• [Given instruction]: Locate the lines where "szentmise" occurs and copy them as they stand.

• [Exercise input]:
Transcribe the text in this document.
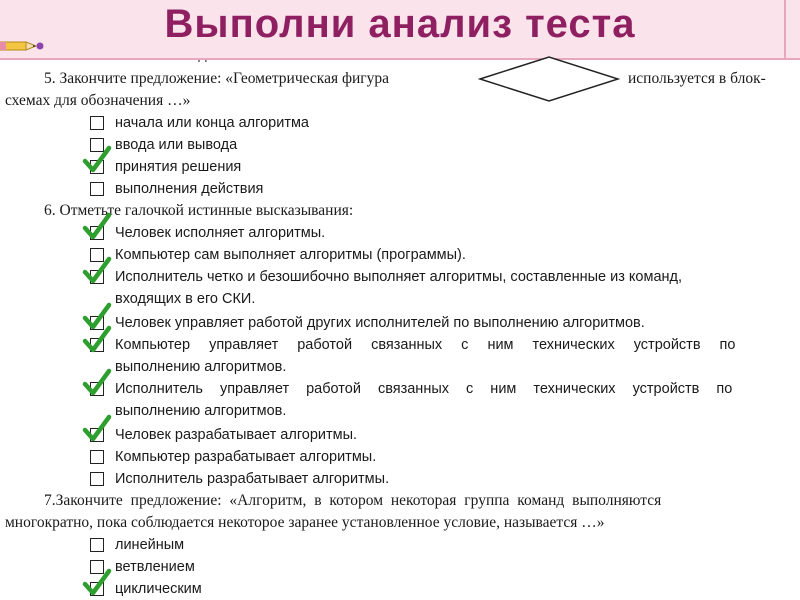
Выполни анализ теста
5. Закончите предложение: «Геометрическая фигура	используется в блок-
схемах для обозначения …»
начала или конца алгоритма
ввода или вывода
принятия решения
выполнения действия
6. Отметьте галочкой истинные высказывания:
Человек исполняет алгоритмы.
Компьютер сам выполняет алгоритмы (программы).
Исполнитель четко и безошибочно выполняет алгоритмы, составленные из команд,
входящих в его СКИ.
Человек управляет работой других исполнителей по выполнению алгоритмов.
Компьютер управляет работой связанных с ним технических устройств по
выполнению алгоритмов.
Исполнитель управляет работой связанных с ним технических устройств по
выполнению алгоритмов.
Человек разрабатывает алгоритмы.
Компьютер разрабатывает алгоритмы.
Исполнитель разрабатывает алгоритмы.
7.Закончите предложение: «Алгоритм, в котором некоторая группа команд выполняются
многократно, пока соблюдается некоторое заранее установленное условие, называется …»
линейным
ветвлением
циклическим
* * *
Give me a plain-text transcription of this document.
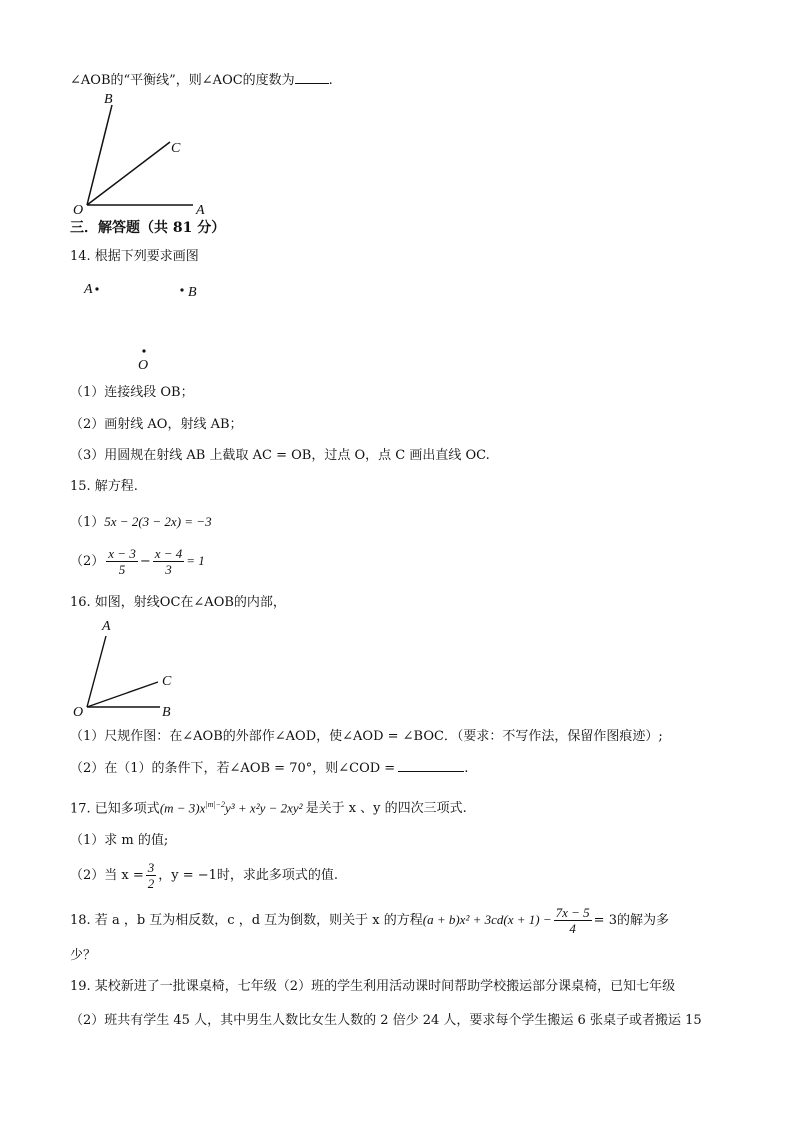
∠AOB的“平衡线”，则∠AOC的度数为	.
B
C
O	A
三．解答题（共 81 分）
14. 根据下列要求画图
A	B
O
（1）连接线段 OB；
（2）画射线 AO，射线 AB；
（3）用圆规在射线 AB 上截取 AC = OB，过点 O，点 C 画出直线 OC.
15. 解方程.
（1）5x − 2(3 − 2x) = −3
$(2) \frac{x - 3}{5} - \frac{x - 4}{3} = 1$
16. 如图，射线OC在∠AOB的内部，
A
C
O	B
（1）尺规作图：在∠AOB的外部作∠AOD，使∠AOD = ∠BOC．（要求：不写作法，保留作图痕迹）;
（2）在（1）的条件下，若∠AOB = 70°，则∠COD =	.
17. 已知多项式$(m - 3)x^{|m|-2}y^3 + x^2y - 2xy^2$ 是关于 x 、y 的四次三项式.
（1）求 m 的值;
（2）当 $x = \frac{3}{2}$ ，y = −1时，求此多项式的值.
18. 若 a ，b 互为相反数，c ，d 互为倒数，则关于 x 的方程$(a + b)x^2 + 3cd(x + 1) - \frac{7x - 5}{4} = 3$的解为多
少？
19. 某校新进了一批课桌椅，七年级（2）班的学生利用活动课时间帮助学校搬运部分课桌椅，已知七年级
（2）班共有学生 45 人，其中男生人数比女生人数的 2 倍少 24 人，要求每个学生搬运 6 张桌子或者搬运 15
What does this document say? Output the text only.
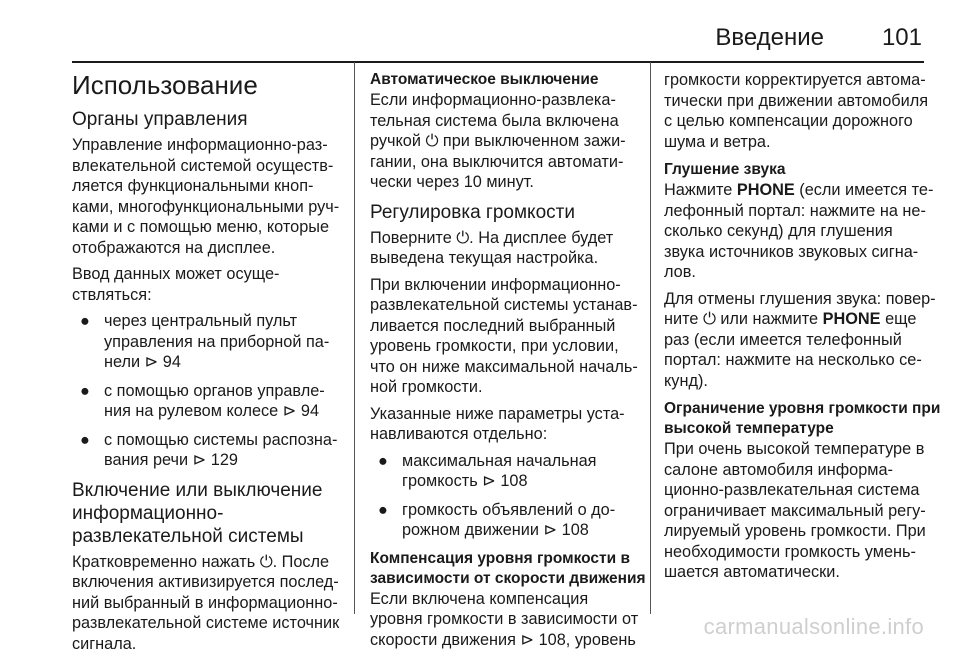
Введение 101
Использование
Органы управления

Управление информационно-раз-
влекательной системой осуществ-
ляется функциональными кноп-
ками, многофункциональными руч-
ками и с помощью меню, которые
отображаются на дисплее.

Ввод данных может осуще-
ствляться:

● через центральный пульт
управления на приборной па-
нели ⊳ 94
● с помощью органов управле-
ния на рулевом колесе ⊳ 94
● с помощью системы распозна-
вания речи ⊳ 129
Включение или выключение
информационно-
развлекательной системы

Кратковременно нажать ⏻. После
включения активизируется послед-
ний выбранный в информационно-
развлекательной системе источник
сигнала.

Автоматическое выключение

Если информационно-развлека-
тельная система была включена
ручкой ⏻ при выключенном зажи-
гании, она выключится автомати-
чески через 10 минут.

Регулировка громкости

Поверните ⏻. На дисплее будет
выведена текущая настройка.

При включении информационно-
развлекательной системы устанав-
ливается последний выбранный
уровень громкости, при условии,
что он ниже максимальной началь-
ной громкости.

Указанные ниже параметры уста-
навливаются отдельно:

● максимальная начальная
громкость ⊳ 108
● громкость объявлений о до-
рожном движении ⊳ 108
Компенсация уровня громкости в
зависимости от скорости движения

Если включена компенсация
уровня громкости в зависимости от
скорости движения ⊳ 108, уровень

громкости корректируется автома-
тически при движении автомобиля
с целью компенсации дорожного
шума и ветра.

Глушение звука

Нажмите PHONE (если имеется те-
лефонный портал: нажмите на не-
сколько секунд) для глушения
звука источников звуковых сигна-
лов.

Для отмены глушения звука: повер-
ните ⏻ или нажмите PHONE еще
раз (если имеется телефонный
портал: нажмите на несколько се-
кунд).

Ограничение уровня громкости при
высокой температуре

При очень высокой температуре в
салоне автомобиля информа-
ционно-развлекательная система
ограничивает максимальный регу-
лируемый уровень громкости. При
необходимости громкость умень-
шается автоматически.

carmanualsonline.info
---
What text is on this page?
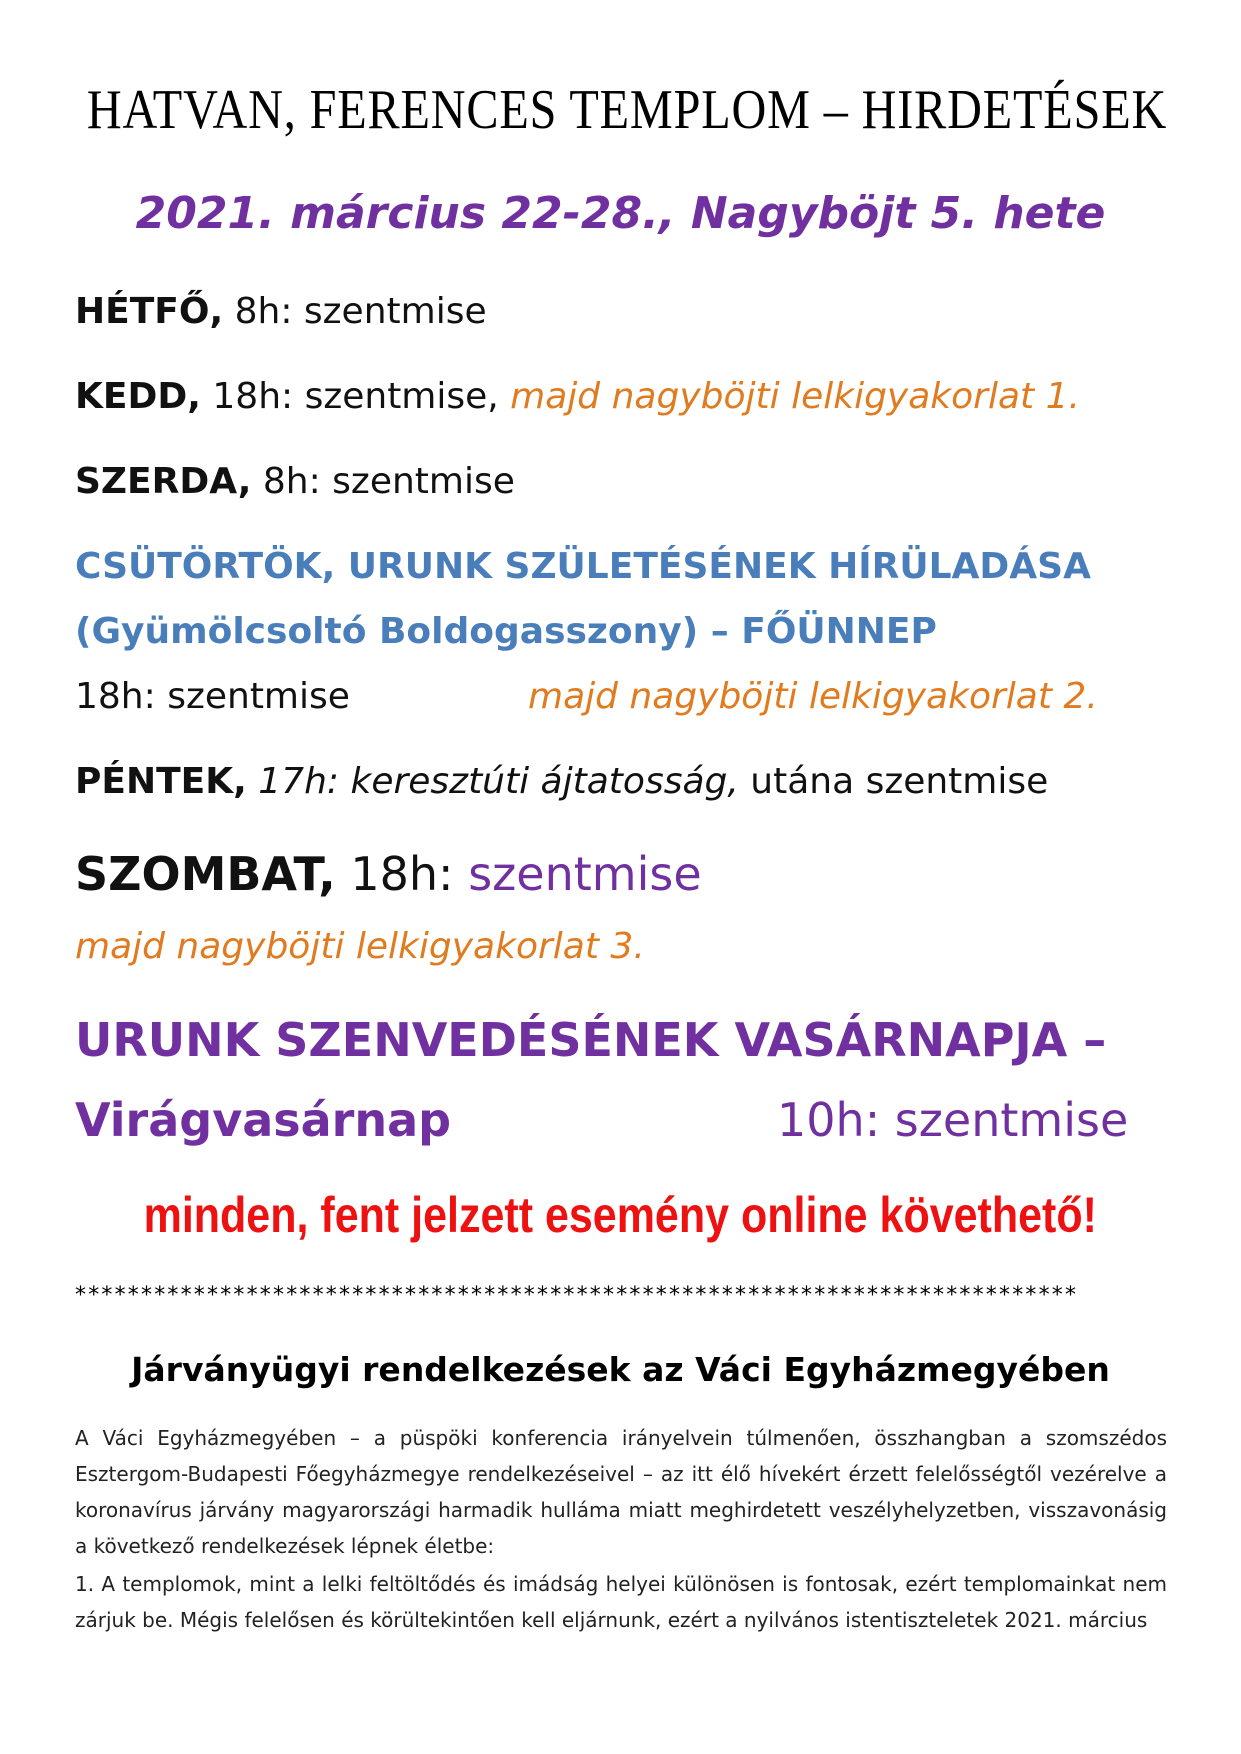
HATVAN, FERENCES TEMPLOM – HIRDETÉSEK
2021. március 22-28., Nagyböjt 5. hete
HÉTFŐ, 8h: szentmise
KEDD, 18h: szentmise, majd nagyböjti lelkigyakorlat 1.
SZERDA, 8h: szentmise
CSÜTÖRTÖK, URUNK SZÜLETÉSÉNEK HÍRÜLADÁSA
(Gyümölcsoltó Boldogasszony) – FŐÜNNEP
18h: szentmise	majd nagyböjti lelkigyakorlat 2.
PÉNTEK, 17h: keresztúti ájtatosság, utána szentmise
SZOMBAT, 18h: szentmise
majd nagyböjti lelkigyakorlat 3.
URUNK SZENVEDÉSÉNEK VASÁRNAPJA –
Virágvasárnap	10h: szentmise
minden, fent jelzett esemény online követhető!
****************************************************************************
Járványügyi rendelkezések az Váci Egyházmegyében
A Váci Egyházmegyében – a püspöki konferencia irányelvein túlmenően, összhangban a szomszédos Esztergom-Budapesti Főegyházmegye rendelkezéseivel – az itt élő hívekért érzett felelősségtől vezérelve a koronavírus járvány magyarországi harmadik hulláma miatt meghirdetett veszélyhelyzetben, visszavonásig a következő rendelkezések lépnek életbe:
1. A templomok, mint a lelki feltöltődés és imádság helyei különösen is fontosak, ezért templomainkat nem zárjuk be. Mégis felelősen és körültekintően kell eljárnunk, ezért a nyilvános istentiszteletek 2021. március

• [Solution to the problem]:
HÉTFŐ, 8h: szentmise
KEDD, 18h: szentmise, majd nagyböjti lelkigyakorlat 1.
SZERDA, 8h: szentmise
18h: szentmise	majd nagyböjti lelkigyakorlat 2.
PÉNTEK, 17h: keresztúti ájtatosság, utána szentmise
SZOMBAT, 18h: szentmise
Virágvasárnap	10h: szentmise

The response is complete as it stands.